***** Available data *****

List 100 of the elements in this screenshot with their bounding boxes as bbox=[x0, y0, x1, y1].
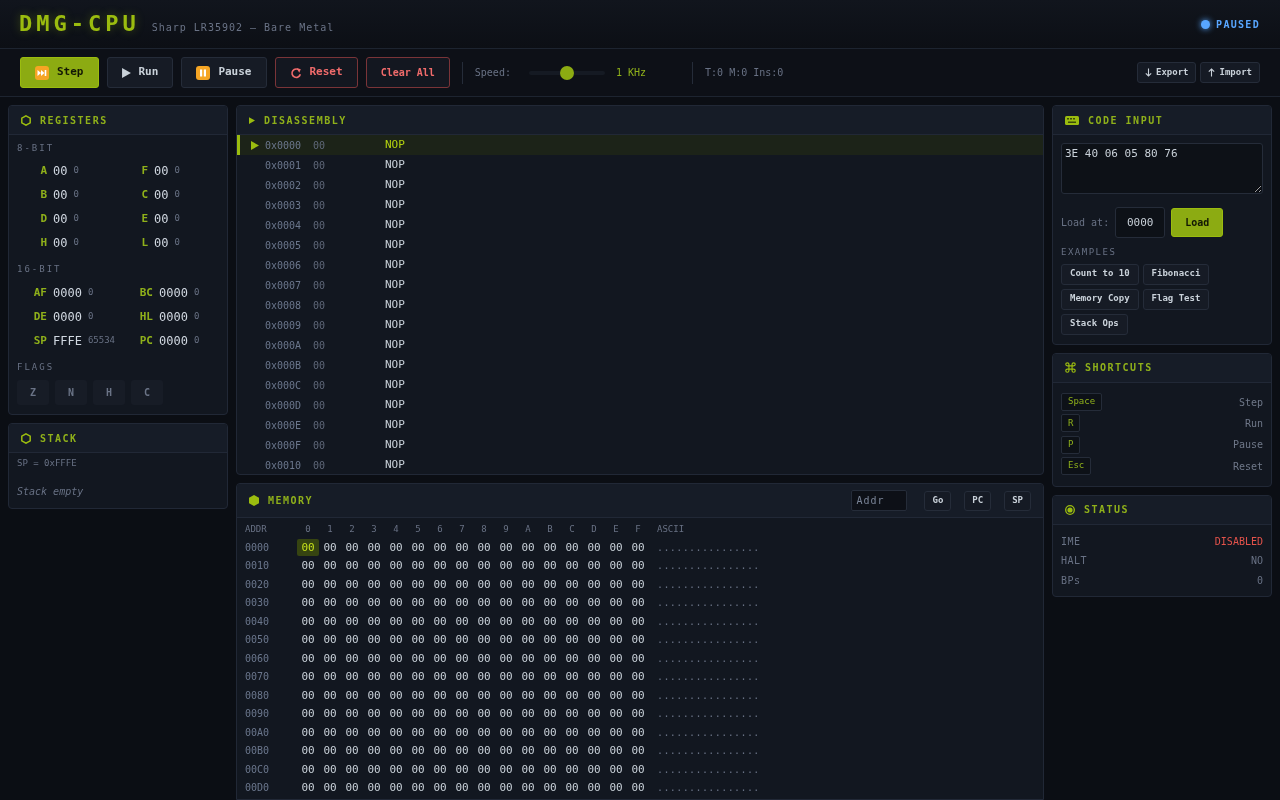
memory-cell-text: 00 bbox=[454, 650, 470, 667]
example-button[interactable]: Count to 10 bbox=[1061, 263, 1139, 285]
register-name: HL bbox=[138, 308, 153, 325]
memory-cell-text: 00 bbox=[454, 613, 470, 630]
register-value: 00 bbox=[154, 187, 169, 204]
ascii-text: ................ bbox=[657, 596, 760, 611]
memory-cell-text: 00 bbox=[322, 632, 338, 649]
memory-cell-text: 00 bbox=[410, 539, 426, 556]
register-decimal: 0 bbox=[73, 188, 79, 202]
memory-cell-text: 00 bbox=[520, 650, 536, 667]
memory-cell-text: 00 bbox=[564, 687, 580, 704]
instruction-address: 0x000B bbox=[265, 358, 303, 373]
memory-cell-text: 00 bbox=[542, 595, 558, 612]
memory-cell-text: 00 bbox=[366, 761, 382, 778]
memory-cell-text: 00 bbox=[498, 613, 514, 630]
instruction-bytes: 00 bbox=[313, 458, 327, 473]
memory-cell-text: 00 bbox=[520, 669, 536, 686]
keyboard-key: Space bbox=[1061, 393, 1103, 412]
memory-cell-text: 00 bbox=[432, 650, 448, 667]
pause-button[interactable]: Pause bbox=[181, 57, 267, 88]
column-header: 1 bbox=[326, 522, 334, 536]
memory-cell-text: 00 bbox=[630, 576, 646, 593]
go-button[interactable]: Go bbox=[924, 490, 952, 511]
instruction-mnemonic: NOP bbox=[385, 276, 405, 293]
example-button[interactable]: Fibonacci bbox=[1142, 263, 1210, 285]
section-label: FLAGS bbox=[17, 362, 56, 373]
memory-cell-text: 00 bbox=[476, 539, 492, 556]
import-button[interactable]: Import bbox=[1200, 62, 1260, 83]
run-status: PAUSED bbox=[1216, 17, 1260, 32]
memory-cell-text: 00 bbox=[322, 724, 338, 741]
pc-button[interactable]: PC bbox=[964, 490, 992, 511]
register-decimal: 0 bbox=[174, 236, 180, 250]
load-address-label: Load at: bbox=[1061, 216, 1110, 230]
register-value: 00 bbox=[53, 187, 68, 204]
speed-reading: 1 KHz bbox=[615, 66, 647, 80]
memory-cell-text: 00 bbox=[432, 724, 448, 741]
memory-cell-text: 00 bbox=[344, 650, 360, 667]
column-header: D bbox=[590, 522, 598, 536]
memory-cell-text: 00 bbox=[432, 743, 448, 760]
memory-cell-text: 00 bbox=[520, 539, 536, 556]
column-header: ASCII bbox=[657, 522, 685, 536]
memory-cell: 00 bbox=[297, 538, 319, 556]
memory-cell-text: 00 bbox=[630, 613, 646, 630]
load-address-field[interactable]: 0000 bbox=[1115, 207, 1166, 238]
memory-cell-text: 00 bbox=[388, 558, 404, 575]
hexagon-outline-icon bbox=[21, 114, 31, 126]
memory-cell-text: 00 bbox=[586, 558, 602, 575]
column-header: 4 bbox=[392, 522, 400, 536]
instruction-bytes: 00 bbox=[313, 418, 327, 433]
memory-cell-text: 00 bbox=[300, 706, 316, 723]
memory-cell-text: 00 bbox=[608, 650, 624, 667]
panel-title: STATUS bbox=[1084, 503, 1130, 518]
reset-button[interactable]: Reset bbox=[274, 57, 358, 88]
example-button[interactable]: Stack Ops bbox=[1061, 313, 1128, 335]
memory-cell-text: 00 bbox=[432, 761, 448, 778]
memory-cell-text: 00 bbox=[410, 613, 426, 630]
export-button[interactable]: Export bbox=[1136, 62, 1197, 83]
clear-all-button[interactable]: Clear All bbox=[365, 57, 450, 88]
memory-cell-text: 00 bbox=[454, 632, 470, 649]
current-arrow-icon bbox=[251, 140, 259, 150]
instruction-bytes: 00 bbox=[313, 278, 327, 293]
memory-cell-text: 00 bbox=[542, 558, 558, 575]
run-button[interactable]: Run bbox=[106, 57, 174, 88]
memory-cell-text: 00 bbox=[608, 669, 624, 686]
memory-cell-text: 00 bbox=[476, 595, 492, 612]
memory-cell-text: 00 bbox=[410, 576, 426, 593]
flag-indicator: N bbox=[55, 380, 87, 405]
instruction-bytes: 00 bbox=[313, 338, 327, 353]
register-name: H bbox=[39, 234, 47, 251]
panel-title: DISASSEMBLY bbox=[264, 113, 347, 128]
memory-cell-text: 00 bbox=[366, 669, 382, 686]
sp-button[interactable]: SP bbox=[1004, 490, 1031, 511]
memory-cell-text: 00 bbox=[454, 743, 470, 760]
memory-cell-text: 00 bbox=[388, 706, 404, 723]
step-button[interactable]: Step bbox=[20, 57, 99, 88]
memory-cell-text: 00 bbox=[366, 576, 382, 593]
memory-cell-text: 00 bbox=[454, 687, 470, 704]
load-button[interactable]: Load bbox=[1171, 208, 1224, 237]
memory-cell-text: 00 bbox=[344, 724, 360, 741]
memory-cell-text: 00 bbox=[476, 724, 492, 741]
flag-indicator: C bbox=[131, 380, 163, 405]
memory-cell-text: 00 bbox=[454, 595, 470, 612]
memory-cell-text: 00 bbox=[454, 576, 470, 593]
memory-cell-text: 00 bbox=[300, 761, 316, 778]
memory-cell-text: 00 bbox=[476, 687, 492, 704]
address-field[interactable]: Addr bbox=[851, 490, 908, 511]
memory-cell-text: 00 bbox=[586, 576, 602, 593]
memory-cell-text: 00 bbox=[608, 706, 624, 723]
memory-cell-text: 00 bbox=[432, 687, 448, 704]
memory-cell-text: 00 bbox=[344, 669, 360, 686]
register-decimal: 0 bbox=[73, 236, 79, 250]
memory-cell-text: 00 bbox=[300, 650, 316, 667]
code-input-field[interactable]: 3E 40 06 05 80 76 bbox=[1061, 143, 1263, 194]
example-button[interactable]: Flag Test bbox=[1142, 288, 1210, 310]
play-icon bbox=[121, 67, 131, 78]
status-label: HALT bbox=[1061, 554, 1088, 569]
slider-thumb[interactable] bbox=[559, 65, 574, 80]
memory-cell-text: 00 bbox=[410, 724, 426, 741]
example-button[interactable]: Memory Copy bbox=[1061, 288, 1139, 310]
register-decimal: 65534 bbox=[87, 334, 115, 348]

*****

Task details
Reproduce every line of the entries above verbatim, omitting the pictures.

Finished answer
List 100 of the elements in this screenshot with their bounding boxes as bbox=[x0, y0, x1, y1].
memory-cell-text: 00 bbox=[454, 650, 470, 667]
example-button[interactable]: Count to 10 bbox=[1061, 263, 1139, 285]
register-name: HL bbox=[138, 308, 153, 325]
memory-cell-text: 00 bbox=[454, 613, 470, 630]
register-value: 00 bbox=[154, 187, 169, 204]
ascii-text: ................ bbox=[657, 596, 760, 611]
memory-cell-text: 00 bbox=[322, 632, 338, 649]
memory-cell-text: 00 bbox=[410, 539, 426, 556]
register-decimal: 0 bbox=[73, 188, 79, 202]
memory-cell-text: 00 bbox=[520, 650, 536, 667]
memory-cell-text: 00 bbox=[564, 687, 580, 704]
instruction-address: 0x000B bbox=[265, 358, 303, 373]
memory-cell-text: 00 bbox=[542, 595, 558, 612]
memory-cell-text: 00 bbox=[366, 761, 382, 778]
memory-cell-text: 00 bbox=[498, 613, 514, 630]
instruction-bytes: 00 bbox=[313, 458, 327, 473]
memory-cell-text: 00 bbox=[520, 669, 536, 686]
keyboard-key: Space bbox=[1061, 393, 1103, 412]
memory-cell-text: 00 bbox=[432, 650, 448, 667]
pause-button[interactable]: Pause bbox=[181, 57, 267, 88]
column-header: 1 bbox=[326, 522, 334, 536]
memory-cell-text: 00 bbox=[630, 576, 646, 593]
go-button[interactable]: Go bbox=[924, 490, 952, 511]
instruction-mnemonic: NOP bbox=[385, 276, 405, 293]
example-button[interactable]: Fibonacci bbox=[1142, 263, 1210, 285]
section-label: FLAGS bbox=[17, 362, 56, 373]
memory-cell-text: 00 bbox=[476, 539, 492, 556]
import-button[interactable]: Import bbox=[1200, 62, 1260, 83]
run-status: PAUSED bbox=[1216, 17, 1260, 32]
memory-cell-text: 00 bbox=[322, 724, 338, 741]
pc-button[interactable]: PC bbox=[964, 490, 992, 511]
register-decimal: 0 bbox=[174, 236, 180, 250]
load-address-label: Load at: bbox=[1061, 216, 1110, 230]
register-value: 00 bbox=[53, 187, 68, 204]
speed-reading: 1 KHz bbox=[615, 66, 647, 80]
memory-cell-text: 00 bbox=[432, 724, 448, 741]
memory-cell-text: 00 bbox=[344, 650, 360, 667]
column-header: D bbox=[590, 522, 598, 536]
memory-cell-text: 00 bbox=[432, 743, 448, 760]
memory-cell-text: 00 bbox=[520, 539, 536, 556]
column-header: ASCII bbox=[657, 522, 685, 536]
memory-cell: 00 bbox=[297, 538, 319, 556]
memory-cell-text: 00 bbox=[630, 613, 646, 630]
load-address-field[interactable]: 0000 bbox=[1115, 207, 1166, 238]
memory-cell-text: 00 bbox=[388, 558, 404, 575]
hexagon-outline-icon bbox=[21, 114, 31, 126]
memory-cell-text: 00 bbox=[586, 558, 602, 575]
column-header: 4 bbox=[392, 522, 400, 536]
instruction-bytes: 00 bbox=[313, 418, 327, 433]
memory-cell-text: 00 bbox=[300, 706, 316, 723]
memory-cell-text: 00 bbox=[608, 650, 624, 667]
panel-title: STATUS bbox=[1084, 503, 1130, 518]
reset-button[interactable]: Reset bbox=[274, 57, 358, 88]
example-button[interactable]: Stack Ops bbox=[1061, 313, 1128, 335]
memory-cell-text: 00 bbox=[432, 761, 448, 778]
memory-cell-text: 00 bbox=[410, 613, 426, 630]
export-button[interactable]: Export bbox=[1136, 62, 1197, 83]
clear-all-button[interactable]: Clear All bbox=[365, 57, 450, 88]
memory-cell-text: 00 bbox=[454, 632, 470, 649]
current-arrow-icon bbox=[251, 140, 259, 150]
instruction-bytes: 00 bbox=[313, 278, 327, 293]
memory-cell-text: 00 bbox=[542, 558, 558, 575]
run-button[interactable]: Run bbox=[106, 57, 174, 88]
memory-cell-text: 00 bbox=[608, 669, 624, 686]
memory-cell-text: 00 bbox=[476, 595, 492, 612]
memory-cell-text: 00 bbox=[410, 576, 426, 593]
flag-indicator: N bbox=[55, 380, 87, 405]
instruction-bytes: 00 bbox=[313, 338, 327, 353]
register-name: H bbox=[39, 234, 47, 251]
panel-title: DISASSEMBLY bbox=[264, 113, 347, 128]
memory-cell-text: 00 bbox=[366, 669, 382, 686]
sp-button[interactable]: SP bbox=[1004, 490, 1031, 511]
memory-cell-text: 00 bbox=[454, 743, 470, 760]
memory-cell-text: 00 bbox=[388, 706, 404, 723]
step-button[interactable]: Step bbox=[20, 57, 99, 88]
memory-cell-text: 00 bbox=[366, 576, 382, 593]
memory-cell-text: 00 bbox=[454, 687, 470, 704]
load-button[interactable]: Load bbox=[1171, 208, 1224, 237]
memory-cell-text: 00 bbox=[344, 724, 360, 741]
memory-cell-text: 00 bbox=[476, 724, 492, 741]
flag-indicator: C bbox=[131, 380, 163, 405]
memory-cell-text: 00 bbox=[454, 595, 470, 612]
memory-cell-text: 00 bbox=[454, 576, 470, 593]
memory-cell-text: 00 bbox=[300, 761, 316, 778]
memory-cell-text: 00 bbox=[476, 687, 492, 704]
address-field[interactable]: Addr bbox=[851, 490, 908, 511]
memory-cell-text: 00 bbox=[586, 576, 602, 593]
memory-cell-text: 00 bbox=[608, 706, 624, 723]
memory-cell-text: 00 bbox=[432, 687, 448, 704]
memory-cell-text: 00 bbox=[344, 669, 360, 686]
register-decimal: 0 bbox=[73, 236, 79, 250]
memory-cell-text: 00 bbox=[300, 650, 316, 667]
code-input-field[interactable]: 3E 40 06 05 80 76 bbox=[1061, 143, 1263, 194]
example-button[interactable]: Flag Test bbox=[1142, 288, 1210, 310]
play-icon bbox=[121, 67, 131, 78]
status-label: HALT bbox=[1061, 554, 1088, 569]
slider-thumb[interactable] bbox=[559, 65, 574, 80]
memory-cell-text: 00 bbox=[410, 724, 426, 741]
example-button[interactable]: Memory Copy bbox=[1061, 288, 1139, 310]
register-decimal: 65534 bbox=[87, 334, 115, 348]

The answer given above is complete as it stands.